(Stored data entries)

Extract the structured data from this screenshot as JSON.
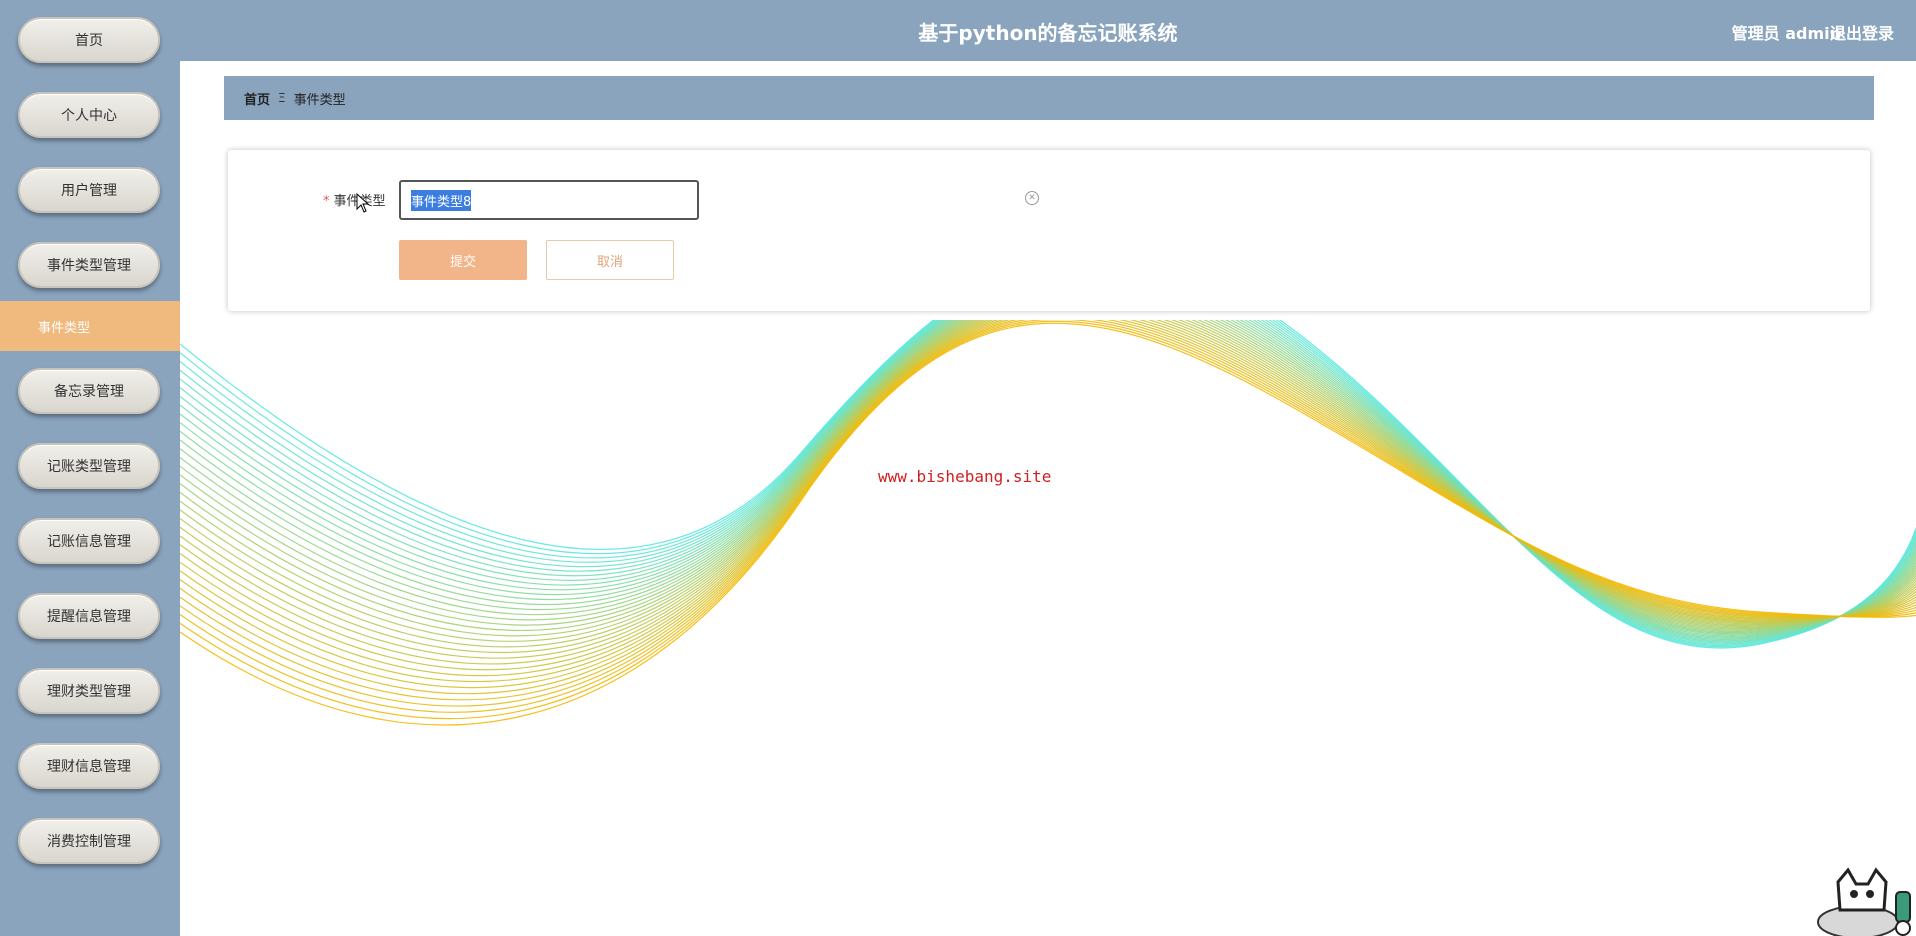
{
  "header": {
    "title": "基于python的备忘记账系统",
    "user": "管理员 admin",
    "logout": "退出登录"
  },
  "sidebar": {
    "items": [
      {
        "label": "首页"
      },
      {
        "label": "个人中心"
      },
      {
        "label": "用户管理"
      },
      {
        "label": "事件类型管理"
      },
      {
        "label": "备忘录管理"
      },
      {
        "label": "记账类型管理"
      },
      {
        "label": "记账信息管理"
      },
      {
        "label": "提醒信息管理"
      },
      {
        "label": "理财类型管理"
      },
      {
        "label": "理财信息管理"
      },
      {
        "label": "消费控制管理"
      }
    ],
    "active_sub": "事件类型"
  },
  "breadcrumb": {
    "home": "首页",
    "separator": "Ξ",
    "current": "事件类型"
  },
  "form": {
    "label": "事件类型",
    "required_mark": "*",
    "value": "事件类型8",
    "submit": "提交",
    "cancel": "取消"
  },
  "watermark": "www.bishebang.site",
  "colors": {
    "theme": "#8aa4be",
    "active": "#f0b97e",
    "submit": "#f2b58a",
    "wave_cyan": "#55e8e0",
    "wave_yellow": "#f5b800"
  }
}
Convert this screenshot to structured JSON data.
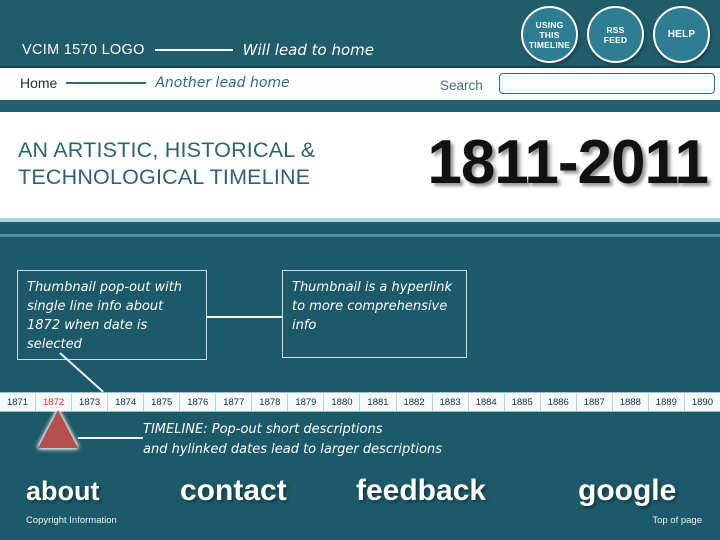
{
  "header": {
    "logo_text": "VCIM 1570 LOGO",
    "logo_lead_note": "Will lead to home",
    "buttons": [
      {
        "name": "using-this-timeline",
        "lines": [
          "USING",
          "THIS",
          "TIMELINE"
        ]
      },
      {
        "name": "rss-feed",
        "lines": [
          "RSS",
          "FEED"
        ]
      },
      {
        "name": "help",
        "lines": [
          "HELP"
        ]
      }
    ]
  },
  "nav": {
    "home_label": "Home",
    "home_lead_note": "Another lead home",
    "search_label": "Search",
    "search_value": "",
    "search_placeholder": ""
  },
  "title": {
    "heading": "AN ARTISTIC, HISTORICAL & TECHNOLOGICAL TIMELINE",
    "years": "1811-2011"
  },
  "callouts": [
    {
      "id": "thumbnail-popout",
      "text": "Thumbnail pop-out with single line info about 1872 when date is selected"
    },
    {
      "id": "thumbnail-hyperlink",
      "text": "Thumbnail is a hyperlink to more comprehensive info"
    }
  ],
  "timeline": {
    "years": [
      "1871",
      "1872",
      "1873",
      "1874",
      "1875",
      "1876",
      "1877",
      "1878",
      "1879",
      "1880",
      "1881",
      "1882",
      "1883",
      "1884",
      "1885",
      "1886",
      "1887",
      "1888",
      "1889",
      "1890"
    ],
    "selected_year": "1872",
    "note": "TIMELINE:  Pop-out short descriptions\nand hylinked dates lead to larger descriptions"
  },
  "footer": {
    "about": "about",
    "contact": "contact",
    "feedback": "feedback",
    "google": "google",
    "copyright": "Copyright Information",
    "top_of_page": "Top of page"
  },
  "colors": {
    "body_teal": "#1d5a69",
    "header_teal": "#215c6b",
    "circle_fill": "#2d7e92",
    "title_teal": "#2c6272",
    "selected_year_red": "#e02a22",
    "marker_red": "#b5504f",
    "divider_light_blue": "#a9d3e0"
  }
}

Task prompt >> Every line of the records that includes the word "hyperlink" should be gathered.

Correct output >>
      "id": "thumbnail-hyperlink",
      "text": "Thumbnail is a hyperlink to more comprehensive info"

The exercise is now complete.